§ **GOAL**
Scan the data below and pick out the lines containing the word "Strategy".
****************************************
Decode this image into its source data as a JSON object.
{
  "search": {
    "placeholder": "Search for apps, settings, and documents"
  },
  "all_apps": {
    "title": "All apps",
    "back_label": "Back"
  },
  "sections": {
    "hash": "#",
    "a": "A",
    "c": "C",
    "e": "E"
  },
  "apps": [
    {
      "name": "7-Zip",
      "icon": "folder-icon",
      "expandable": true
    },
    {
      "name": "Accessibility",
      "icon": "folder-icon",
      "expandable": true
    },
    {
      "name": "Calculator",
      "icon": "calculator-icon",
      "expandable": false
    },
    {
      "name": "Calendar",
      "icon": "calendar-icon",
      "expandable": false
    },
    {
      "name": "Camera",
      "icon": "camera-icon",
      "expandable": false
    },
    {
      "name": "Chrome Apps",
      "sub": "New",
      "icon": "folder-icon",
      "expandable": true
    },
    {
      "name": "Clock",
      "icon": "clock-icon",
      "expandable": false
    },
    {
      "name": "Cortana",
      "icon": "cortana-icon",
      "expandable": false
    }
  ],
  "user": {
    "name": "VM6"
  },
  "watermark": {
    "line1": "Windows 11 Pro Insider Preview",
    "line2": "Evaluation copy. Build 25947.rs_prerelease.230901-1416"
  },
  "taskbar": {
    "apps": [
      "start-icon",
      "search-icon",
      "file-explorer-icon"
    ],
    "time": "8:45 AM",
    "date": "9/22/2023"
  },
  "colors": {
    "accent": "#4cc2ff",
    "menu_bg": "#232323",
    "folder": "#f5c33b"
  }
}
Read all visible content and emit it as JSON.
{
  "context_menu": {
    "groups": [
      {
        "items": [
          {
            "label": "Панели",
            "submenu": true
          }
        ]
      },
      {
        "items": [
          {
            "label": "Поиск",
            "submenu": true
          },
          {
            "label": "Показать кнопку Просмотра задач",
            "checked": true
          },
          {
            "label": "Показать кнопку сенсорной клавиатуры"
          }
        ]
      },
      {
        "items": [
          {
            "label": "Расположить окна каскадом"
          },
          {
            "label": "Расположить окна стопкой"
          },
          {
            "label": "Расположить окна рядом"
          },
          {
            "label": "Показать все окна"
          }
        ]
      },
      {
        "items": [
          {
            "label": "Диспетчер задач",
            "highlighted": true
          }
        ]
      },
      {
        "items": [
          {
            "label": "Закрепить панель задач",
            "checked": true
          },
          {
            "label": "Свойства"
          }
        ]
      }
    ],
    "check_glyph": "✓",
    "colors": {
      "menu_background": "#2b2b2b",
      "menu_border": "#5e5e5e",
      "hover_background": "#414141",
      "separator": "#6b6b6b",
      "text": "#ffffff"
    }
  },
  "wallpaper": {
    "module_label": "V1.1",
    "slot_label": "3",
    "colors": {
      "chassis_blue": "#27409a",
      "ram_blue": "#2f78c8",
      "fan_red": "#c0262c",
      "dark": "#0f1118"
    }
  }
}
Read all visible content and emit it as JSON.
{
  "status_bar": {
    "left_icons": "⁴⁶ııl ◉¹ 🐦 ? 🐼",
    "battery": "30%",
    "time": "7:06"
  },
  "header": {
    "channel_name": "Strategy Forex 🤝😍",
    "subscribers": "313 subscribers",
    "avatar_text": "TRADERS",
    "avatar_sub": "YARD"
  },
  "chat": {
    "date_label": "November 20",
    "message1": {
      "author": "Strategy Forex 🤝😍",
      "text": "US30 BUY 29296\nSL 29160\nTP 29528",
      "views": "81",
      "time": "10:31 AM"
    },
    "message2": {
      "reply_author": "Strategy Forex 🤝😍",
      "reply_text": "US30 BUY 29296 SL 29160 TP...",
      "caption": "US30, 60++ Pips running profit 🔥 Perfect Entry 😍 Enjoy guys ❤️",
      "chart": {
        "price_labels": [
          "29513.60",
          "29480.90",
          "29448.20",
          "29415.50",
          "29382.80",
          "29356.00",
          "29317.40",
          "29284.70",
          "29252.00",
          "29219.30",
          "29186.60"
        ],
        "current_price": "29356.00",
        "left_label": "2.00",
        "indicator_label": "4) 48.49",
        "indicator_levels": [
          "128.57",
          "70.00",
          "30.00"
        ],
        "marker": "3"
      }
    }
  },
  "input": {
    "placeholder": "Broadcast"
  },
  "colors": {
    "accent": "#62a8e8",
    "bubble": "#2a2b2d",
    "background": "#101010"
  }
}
****************************************
§ **EXERCISE RESULT**
    "channel_name": "Strategy Forex 🤝😍",
      "author": "Strategy Forex 🤝😍",
      "reply_author": "Strategy Forex 🤝😍",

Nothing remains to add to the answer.